#### Seçilen Metin
16 Mart 2020 Pazartesi

Vasiyetimi Gören Diyanet, Pes Etti

13 Mart 2020 günü kılınacak cuma namazı öncesi aşağıdaki paylaşımı yapmıştım:

"Az sonra cumaya gideceğim. Hiç olmadığı kadar sağlıklıyım. Olur ya camiden virüs kapar, Koranavirüs olur ve ölürsem, vasiyyetimdir:

1.Bundan sonra ailemin geçimi Diyanet İşleri Başkanlığına aittir. 
2.Bakmakla yükümlü olduğum aile fertlerime ömür boyu orta seviyede maaş bağlanması,
3.Ailemin oturacağı yeni bir evin satın alınması,
4.Ailem, gezmeye ve tatile giderken kullanacağı konforlu bir arabanın alınması.
5.Çağın ve ortamın gerektirdiği her türlü ihtiyaçlarının karşılanması,
6.Bir dediklerinin iki edilmemesi..."

#### Görev A
Şu ifadeler vasiyet yazısıyla uyuşuyor mu? (i) Paylaşım cuma namazından sonra yapılmıştır. (ii) Vasiyette ailenin oturacağı yeni bir evin satın alınması istenir. (iii) Vasiyet, aile fertlerine ömür boyu yüksek seviyede maaş bağlanmasını ister.
#### Görev B
Vasiyet yazısını kaldığı yerden sürdürür müsün?
Veriler, vasiyet yazısından bağımsız, ayrı bir malzemedir.

#### Veri Bloğu
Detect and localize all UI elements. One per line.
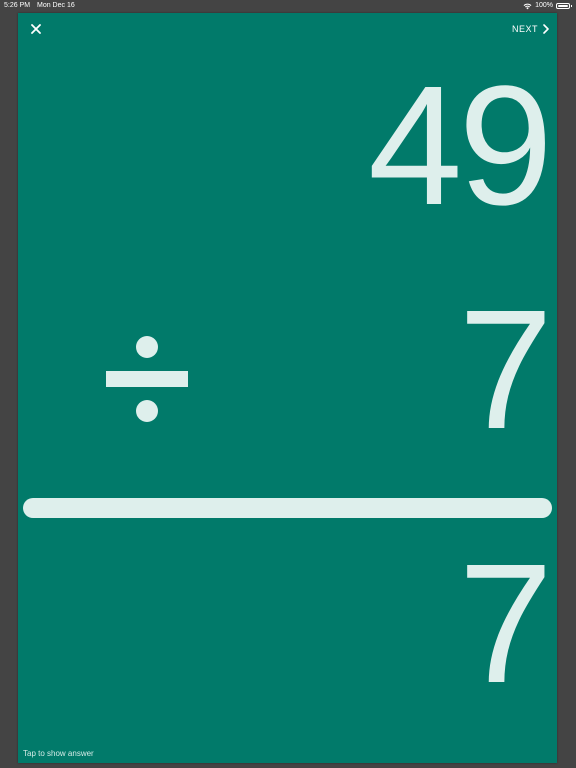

#### Cevap A
(i) Hayır: "13 Mart 2020 günü kılınacak cuma namazı öncesi aşağıdaki paylaşımı yapmıştım"
(ii) Evet: "Ailemin oturacağı yeni bir evin satın alınması"
(iii) Hayır: "ömür boyu orta seviyede maaş bağlanması"

#### Cevap B
Bu paylaşımımdan üç gün sonra (16.03.2020) Diyanet İşleri Başkanı Ali Erbaş imzalı bir açıklama yapıldı. Yazı, vakit ve cuma namazlarının cemaatle kılınmasına ara verileceği yönündeydi.

Bu demektir ki palaşımım ses getirmiştir. Diyanet İşleri Başkanı, baktı ki pabuç pahalı, bu işin maliyeti yüksek, bu işin şakası yok. Çünkü tazminat istemiyordum, vasiyet ediyordum. Vasiyeti yerine getirmek gerekirdi. Vasiyeti yerine getirmemek vebaldi. 

Sonunda pes etti. Cuma ve vakit namazlarının cemaatle kılınmasına ara verildiğini açıklamak zorunda kaldı. Olması gereken de bu idi.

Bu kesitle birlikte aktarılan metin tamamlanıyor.